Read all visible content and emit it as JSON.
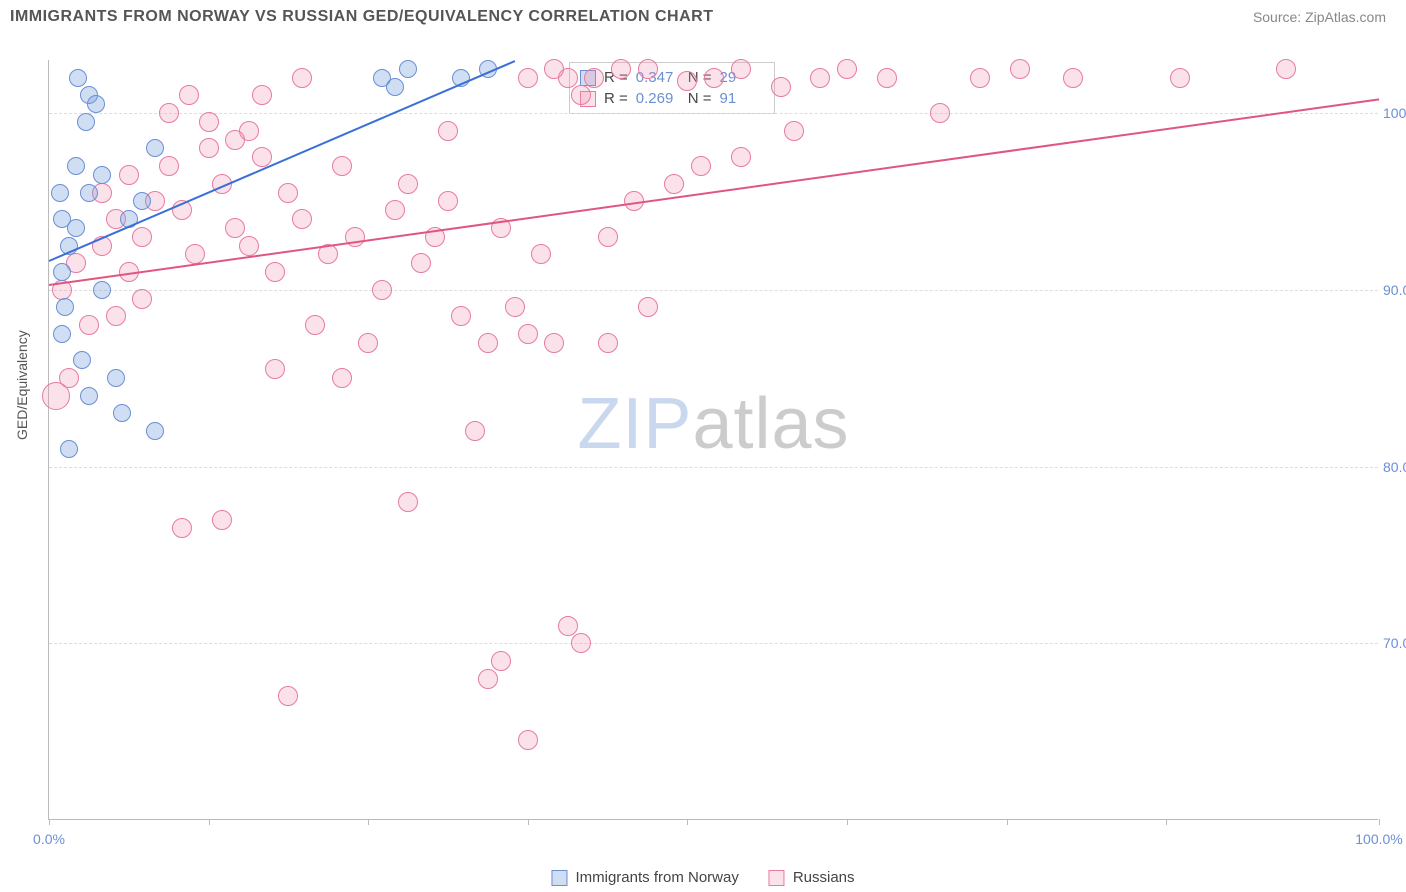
{
  "title": "IMMIGRANTS FROM NORWAY VS RUSSIAN GED/EQUIVALENCY CORRELATION CHART",
  "source": "Source: ZipAtlas.com",
  "ylabel": "GED/Equivalency",
  "watermark_a": "ZIP",
  "watermark_b": "atlas",
  "colors": {
    "series1_fill": "rgba(120,160,220,0.35)",
    "series1_stroke": "#6b8fd4",
    "series2_fill": "rgba(240,140,170,0.25)",
    "series2_stroke": "#e77ba0",
    "trend1": "#3a6fd8",
    "trend2": "#e0567f",
    "axis_label": "#6b8fd4"
  },
  "xlim": [
    0,
    100
  ],
  "ylim": [
    60,
    103
  ],
  "xticks": [
    0,
    12,
    24,
    36,
    48,
    60,
    72,
    84,
    100
  ],
  "xtick_labels": {
    "0": "0.0%",
    "100": "100.0%"
  },
  "yticks": [
    70,
    80,
    90,
    100
  ],
  "ytick_labels": {
    "70": "70.0%",
    "80": "80.0%",
    "90": "90.0%",
    "100": "100.0%"
  },
  "legend": {
    "series1": "Immigrants from Norway",
    "series2": "Russians"
  },
  "stats": {
    "r_label": "R =",
    "n_label": "N =",
    "series1_r": "0.347",
    "series1_n": "29",
    "series2_r": "0.269",
    "series2_n": "91"
  },
  "trend_lines": {
    "series1": {
      "x1": 0,
      "y1": 91.7,
      "x2": 35,
      "y2": 103
    },
    "series2": {
      "x1": 0,
      "y1": 90.3,
      "x2": 100,
      "y2": 100.8
    }
  },
  "series1_points": [
    {
      "x": 1,
      "y": 91,
      "r": 9
    },
    {
      "x": 1.5,
      "y": 92.5,
      "r": 9
    },
    {
      "x": 2,
      "y": 97,
      "r": 9
    },
    {
      "x": 2.2,
      "y": 102,
      "r": 9
    },
    {
      "x": 3,
      "y": 101,
      "r": 9
    },
    {
      "x": 2.8,
      "y": 99.5,
      "r": 9
    },
    {
      "x": 3.5,
      "y": 100.5,
      "r": 9
    },
    {
      "x": 1,
      "y": 87.5,
      "r": 9
    },
    {
      "x": 1.2,
      "y": 89,
      "r": 9
    },
    {
      "x": 2,
      "y": 93.5,
      "r": 9
    },
    {
      "x": 3,
      "y": 95.5,
      "r": 9
    },
    {
      "x": 4,
      "y": 96.5,
      "r": 9
    },
    {
      "x": 1.5,
      "y": 81,
      "r": 9
    },
    {
      "x": 5,
      "y": 85,
      "r": 9
    },
    {
      "x": 8,
      "y": 98,
      "r": 9
    },
    {
      "x": 6,
      "y": 94,
      "r": 9
    },
    {
      "x": 7,
      "y": 95,
      "r": 9
    },
    {
      "x": 5.5,
      "y": 83,
      "r": 9
    },
    {
      "x": 3,
      "y": 84,
      "r": 9
    },
    {
      "x": 2.5,
      "y": 86,
      "r": 9
    },
    {
      "x": 8,
      "y": 82,
      "r": 9
    },
    {
      "x": 25,
      "y": 102,
      "r": 9
    },
    {
      "x": 26,
      "y": 101.5,
      "r": 9
    },
    {
      "x": 27,
      "y": 102.5,
      "r": 9
    },
    {
      "x": 31,
      "y": 102,
      "r": 9
    },
    {
      "x": 33,
      "y": 102.5,
      "r": 9
    },
    {
      "x": 4,
      "y": 90,
      "r": 9
    },
    {
      "x": 1,
      "y": 94,
      "r": 9
    },
    {
      "x": 0.8,
      "y": 95.5,
      "r": 9
    }
  ],
  "series2_points": [
    {
      "x": 0.5,
      "y": 84,
      "r": 14
    },
    {
      "x": 1,
      "y": 90,
      "r": 10
    },
    {
      "x": 2,
      "y": 91.5,
      "r": 10
    },
    {
      "x": 3,
      "y": 88,
      "r": 10
    },
    {
      "x": 4,
      "y": 92.5,
      "r": 10
    },
    {
      "x": 5,
      "y": 94,
      "r": 10
    },
    {
      "x": 6,
      "y": 96.5,
      "r": 10
    },
    {
      "x": 7,
      "y": 93,
      "r": 10
    },
    {
      "x": 8,
      "y": 95,
      "r": 10
    },
    {
      "x": 9,
      "y": 97,
      "r": 10
    },
    {
      "x": 10,
      "y": 94.5,
      "r": 10
    },
    {
      "x": 11,
      "y": 92,
      "r": 10
    },
    {
      "x": 12,
      "y": 98,
      "r": 10
    },
    {
      "x": 13,
      "y": 96,
      "r": 10
    },
    {
      "x": 14,
      "y": 93.5,
      "r": 10
    },
    {
      "x": 15,
      "y": 99,
      "r": 10
    },
    {
      "x": 16,
      "y": 97.5,
      "r": 10
    },
    {
      "x": 17,
      "y": 91,
      "r": 10
    },
    {
      "x": 18,
      "y": 95.5,
      "r": 10
    },
    {
      "x": 19,
      "y": 94,
      "r": 10
    },
    {
      "x": 20,
      "y": 88,
      "r": 10
    },
    {
      "x": 21,
      "y": 92,
      "r": 10
    },
    {
      "x": 22,
      "y": 85,
      "r": 10
    },
    {
      "x": 23,
      "y": 93,
      "r": 10
    },
    {
      "x": 24,
      "y": 87,
      "r": 10
    },
    {
      "x": 25,
      "y": 90,
      "r": 10
    },
    {
      "x": 26,
      "y": 94.5,
      "r": 10
    },
    {
      "x": 27,
      "y": 78,
      "r": 10
    },
    {
      "x": 28,
      "y": 91.5,
      "r": 10
    },
    {
      "x": 29,
      "y": 93,
      "r": 10
    },
    {
      "x": 30,
      "y": 99,
      "r": 10
    },
    {
      "x": 31,
      "y": 88.5,
      "r": 10
    },
    {
      "x": 32,
      "y": 82,
      "r": 10
    },
    {
      "x": 33,
      "y": 87,
      "r": 10
    },
    {
      "x": 34,
      "y": 93.5,
      "r": 10
    },
    {
      "x": 35,
      "y": 89,
      "r": 10
    },
    {
      "x": 36,
      "y": 102,
      "r": 10
    },
    {
      "x": 10,
      "y": 76.5,
      "r": 10
    },
    {
      "x": 17,
      "y": 85.5,
      "r": 10
    },
    {
      "x": 13,
      "y": 77,
      "r": 10
    },
    {
      "x": 38,
      "y": 87,
      "r": 10
    },
    {
      "x": 33,
      "y": 68,
      "r": 10
    },
    {
      "x": 36,
      "y": 64.5,
      "r": 10
    },
    {
      "x": 18,
      "y": 67,
      "r": 10
    },
    {
      "x": 39,
      "y": 71,
      "r": 10
    },
    {
      "x": 40,
      "y": 70,
      "r": 10
    },
    {
      "x": 34,
      "y": 69,
      "r": 10
    },
    {
      "x": 36,
      "y": 87.5,
      "r": 10
    },
    {
      "x": 37,
      "y": 92,
      "r": 10
    },
    {
      "x": 39,
      "y": 102,
      "r": 10
    },
    {
      "x": 40,
      "y": 101,
      "r": 10
    },
    {
      "x": 45,
      "y": 102.5,
      "r": 10
    },
    {
      "x": 50,
      "y": 102,
      "r": 10
    },
    {
      "x": 52,
      "y": 102.5,
      "r": 10
    },
    {
      "x": 55,
      "y": 101.5,
      "r": 10
    },
    {
      "x": 58,
      "y": 102,
      "r": 10
    },
    {
      "x": 60,
      "y": 102.5,
      "r": 10
    },
    {
      "x": 63,
      "y": 102,
      "r": 10
    },
    {
      "x": 47,
      "y": 96,
      "r": 10
    },
    {
      "x": 49,
      "y": 97,
      "r": 10
    },
    {
      "x": 67,
      "y": 100,
      "r": 10
    },
    {
      "x": 70,
      "y": 102,
      "r": 10
    },
    {
      "x": 73,
      "y": 102.5,
      "r": 10
    },
    {
      "x": 77,
      "y": 102,
      "r": 10
    },
    {
      "x": 85,
      "y": 102,
      "r": 10
    },
    {
      "x": 93,
      "y": 102.5,
      "r": 10
    },
    {
      "x": 19,
      "y": 102,
      "r": 10
    },
    {
      "x": 16,
      "y": 101,
      "r": 10
    },
    {
      "x": 12,
      "y": 99.5,
      "r": 10
    },
    {
      "x": 14,
      "y": 98.5,
      "r": 10
    },
    {
      "x": 4,
      "y": 95.5,
      "r": 10
    },
    {
      "x": 6,
      "y": 91,
      "r": 10
    },
    {
      "x": 45,
      "y": 89,
      "r": 10
    },
    {
      "x": 42,
      "y": 93,
      "r": 10
    },
    {
      "x": 42,
      "y": 87,
      "r": 10
    },
    {
      "x": 30,
      "y": 95,
      "r": 10
    },
    {
      "x": 5,
      "y": 88.5,
      "r": 10
    },
    {
      "x": 7,
      "y": 89.5,
      "r": 10
    },
    {
      "x": 15,
      "y": 92.5,
      "r": 10
    },
    {
      "x": 22,
      "y": 97,
      "r": 10
    },
    {
      "x": 27,
      "y": 96,
      "r": 10
    },
    {
      "x": 44,
      "y": 95,
      "r": 10
    },
    {
      "x": 52,
      "y": 97.5,
      "r": 10
    },
    {
      "x": 1.5,
      "y": 85,
      "r": 10
    },
    {
      "x": 38,
      "y": 102.5,
      "r": 10
    },
    {
      "x": 41,
      "y": 102,
      "r": 10
    },
    {
      "x": 43,
      "y": 102.5,
      "r": 10
    },
    {
      "x": 48,
      "y": 101.8,
      "r": 10
    },
    {
      "x": 56,
      "y": 99,
      "r": 10
    },
    {
      "x": 9,
      "y": 100,
      "r": 10
    },
    {
      "x": 10.5,
      "y": 101,
      "r": 10
    }
  ]
}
--
### Stated goal
Find all lines with "rgba" in them and copy each one.

### Task answer
    "series1_fill": "rgba(120,160,220,0.35)",
    "series2_fill": "rgba(240,140,170,0.25)",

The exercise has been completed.